#### WRITTEN TASK
In the data below, locate each line with the word "最美中原" and list it.

#### Records excerpted from a collection
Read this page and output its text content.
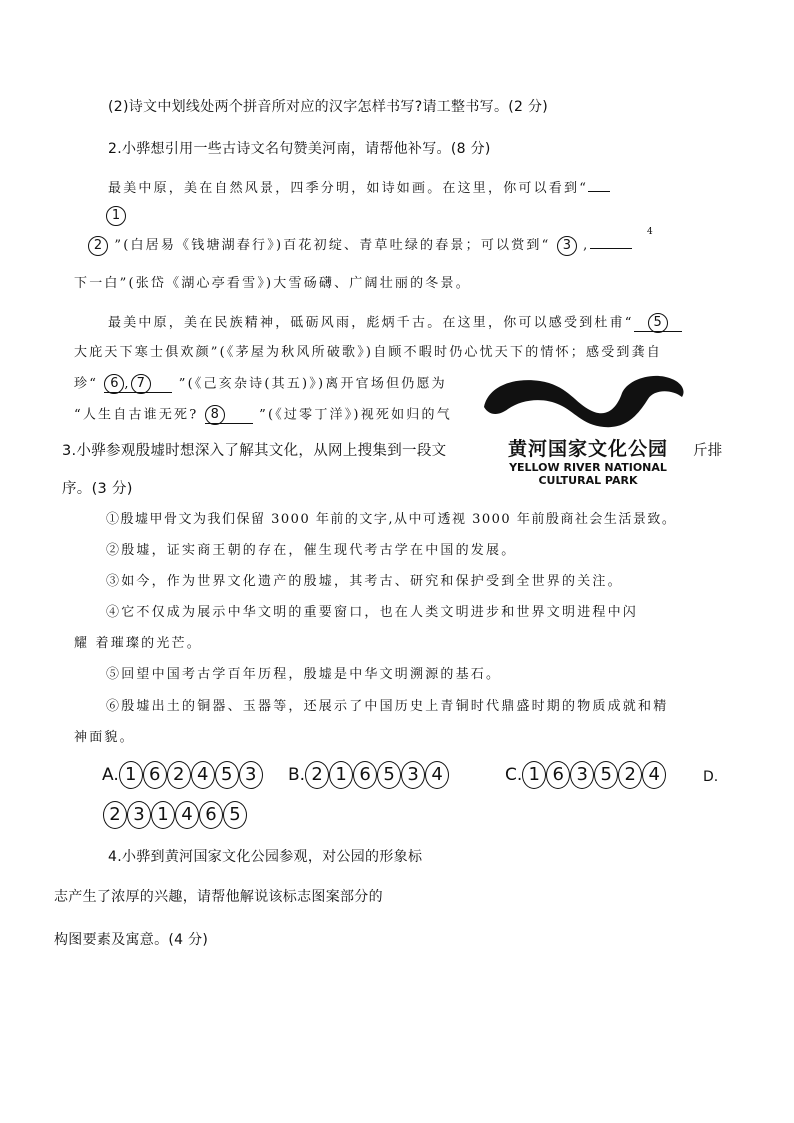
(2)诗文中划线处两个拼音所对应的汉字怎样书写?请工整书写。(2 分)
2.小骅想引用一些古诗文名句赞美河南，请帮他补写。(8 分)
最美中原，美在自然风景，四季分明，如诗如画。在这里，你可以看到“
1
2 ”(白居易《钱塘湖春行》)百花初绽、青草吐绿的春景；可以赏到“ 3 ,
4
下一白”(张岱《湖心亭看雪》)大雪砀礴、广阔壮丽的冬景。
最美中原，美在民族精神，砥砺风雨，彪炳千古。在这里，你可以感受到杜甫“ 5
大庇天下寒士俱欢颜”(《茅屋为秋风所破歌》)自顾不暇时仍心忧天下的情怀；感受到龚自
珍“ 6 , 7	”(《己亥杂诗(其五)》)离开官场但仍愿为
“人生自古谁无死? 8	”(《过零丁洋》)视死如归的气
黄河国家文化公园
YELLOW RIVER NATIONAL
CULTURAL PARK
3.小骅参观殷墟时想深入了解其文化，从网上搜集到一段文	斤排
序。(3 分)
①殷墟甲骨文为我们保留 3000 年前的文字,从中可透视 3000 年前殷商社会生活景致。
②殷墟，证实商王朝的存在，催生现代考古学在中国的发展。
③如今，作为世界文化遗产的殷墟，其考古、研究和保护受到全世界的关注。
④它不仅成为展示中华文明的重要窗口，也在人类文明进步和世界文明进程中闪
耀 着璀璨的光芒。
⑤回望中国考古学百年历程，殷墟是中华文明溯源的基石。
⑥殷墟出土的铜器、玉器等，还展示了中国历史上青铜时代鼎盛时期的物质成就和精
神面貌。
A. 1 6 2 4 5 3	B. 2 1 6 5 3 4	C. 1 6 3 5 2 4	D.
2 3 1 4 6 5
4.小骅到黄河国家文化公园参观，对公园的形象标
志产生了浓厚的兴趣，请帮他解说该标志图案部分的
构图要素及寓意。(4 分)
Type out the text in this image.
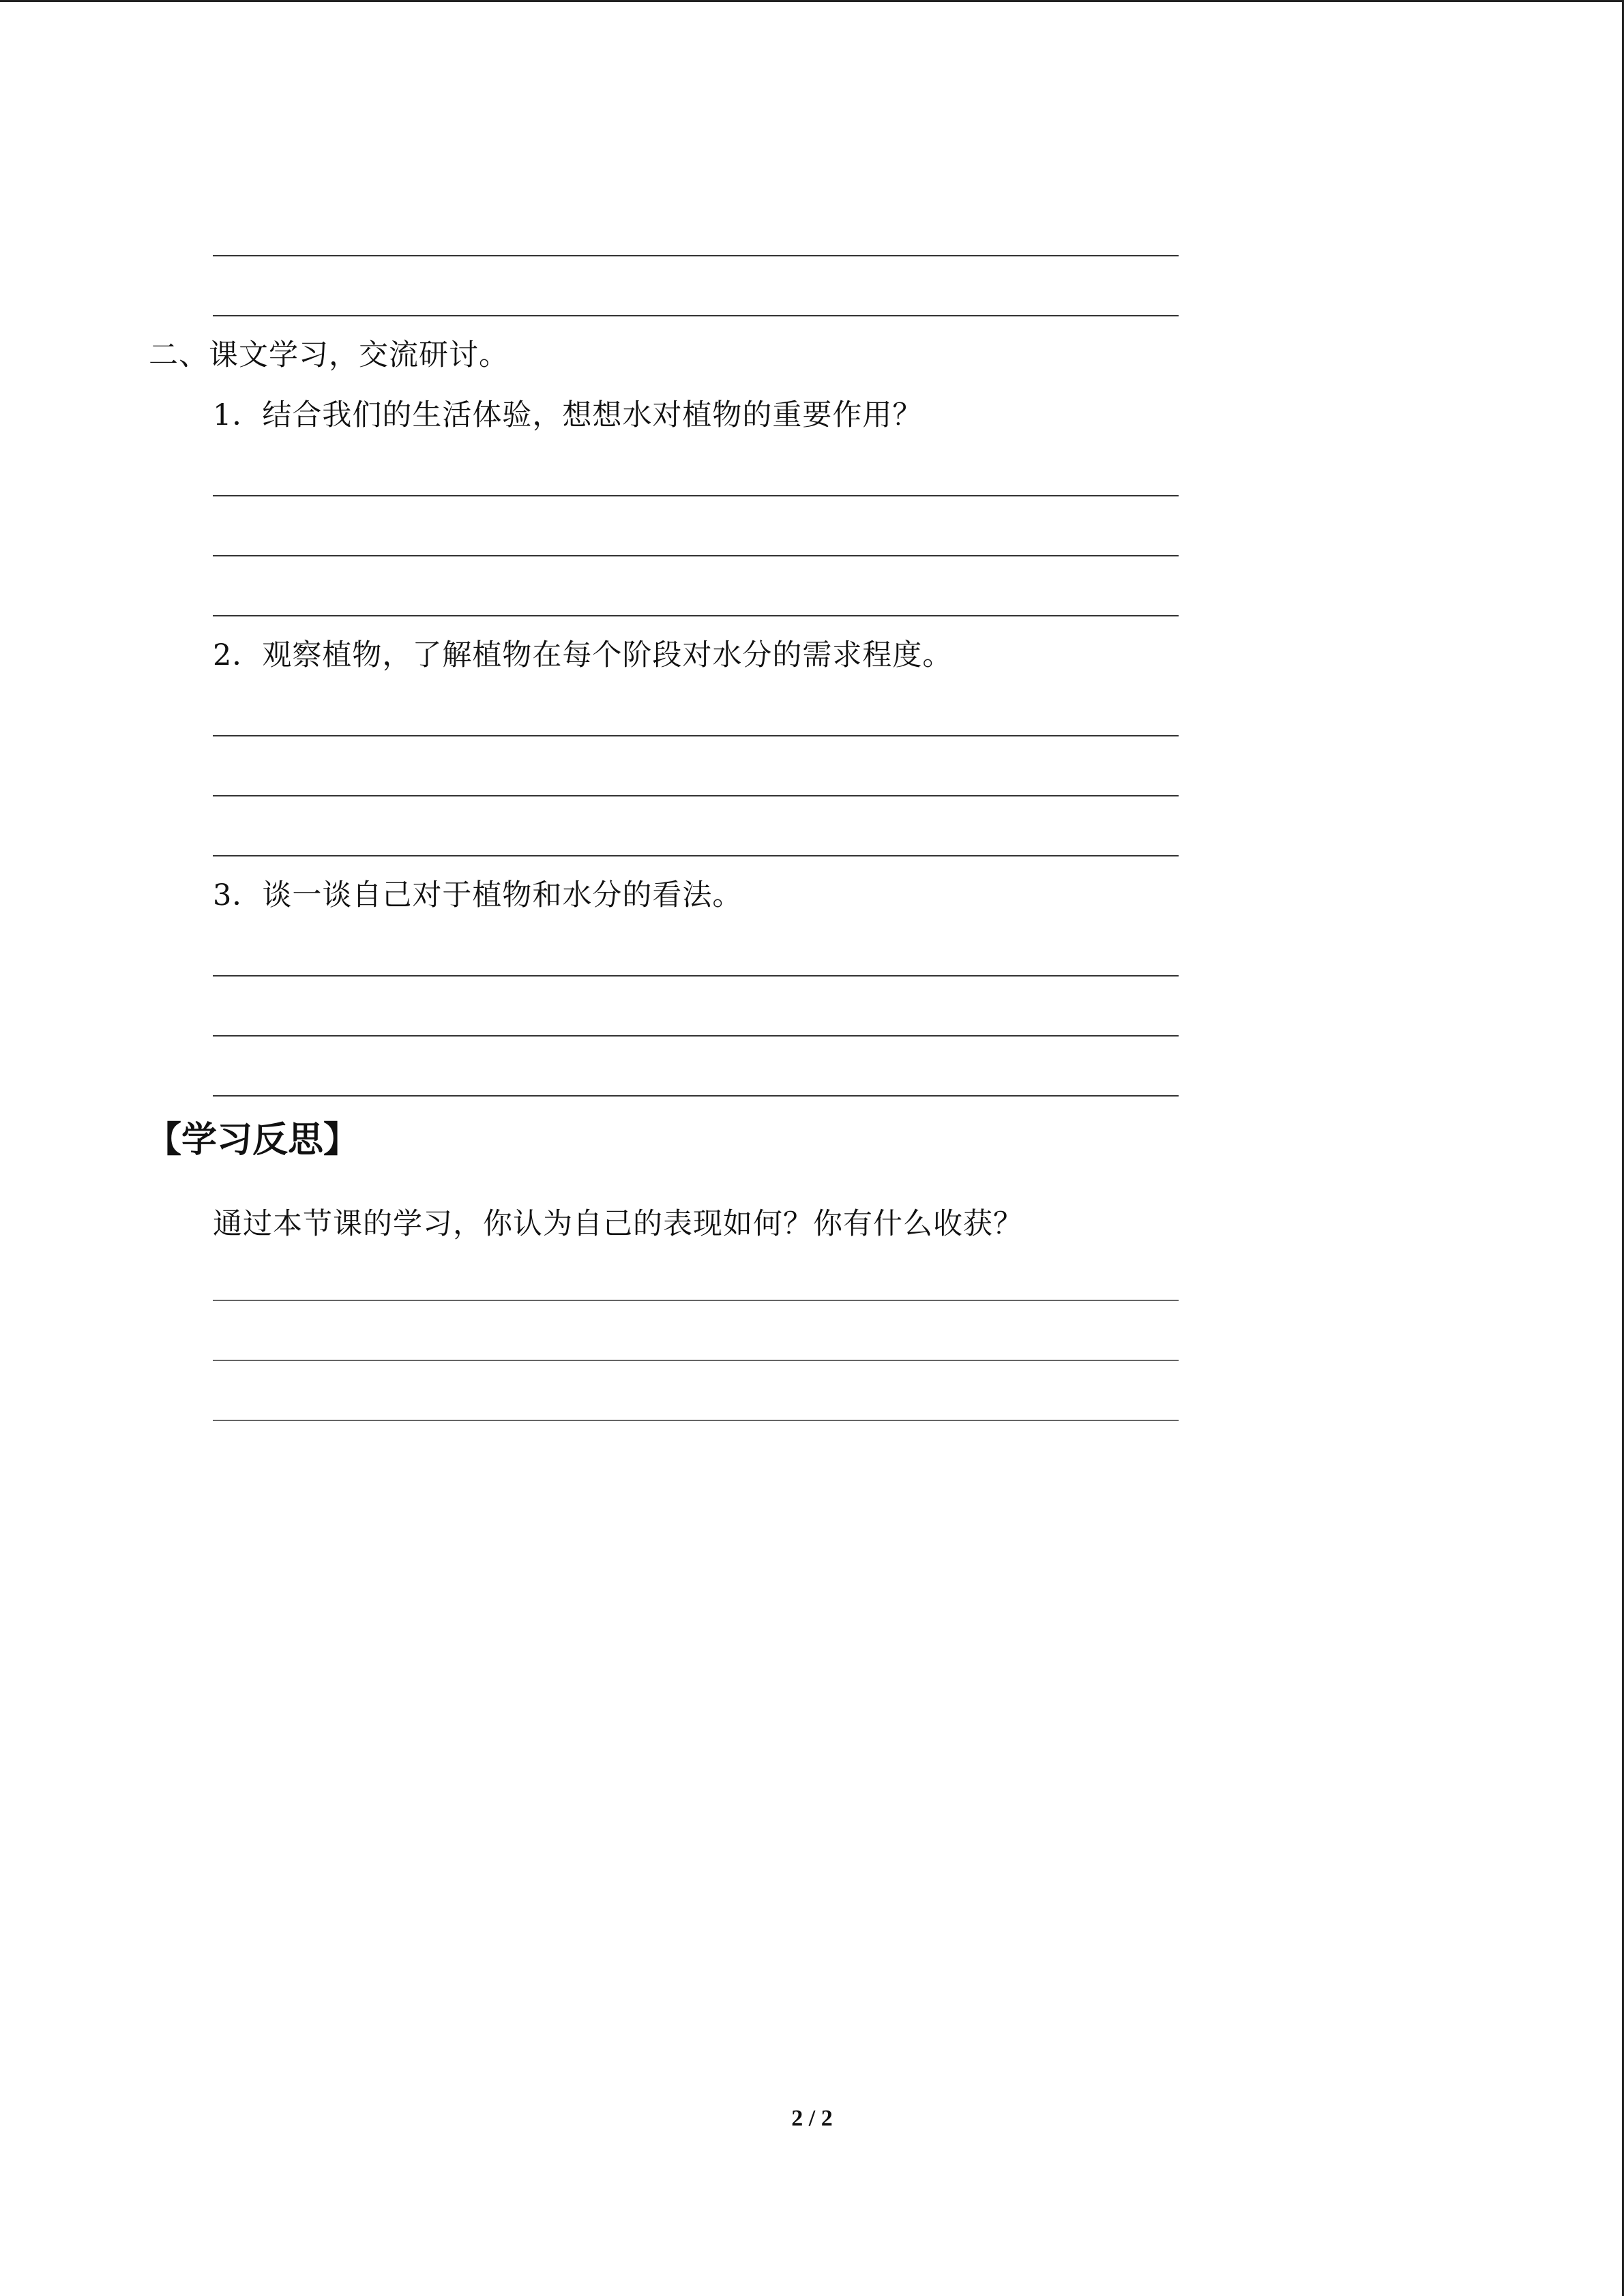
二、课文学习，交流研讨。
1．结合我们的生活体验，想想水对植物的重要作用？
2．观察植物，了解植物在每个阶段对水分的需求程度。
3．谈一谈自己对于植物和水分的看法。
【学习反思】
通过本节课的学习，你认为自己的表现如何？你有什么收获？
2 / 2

#### ANSWER TO THIS TASK
最美中原，美在自然风景，四季分明，如诗如画。在这里，你可以看到“
最美中原，美在民族精神，砥砺风雨，彪炳千古。在这里，你可以感受到杜甫“ 5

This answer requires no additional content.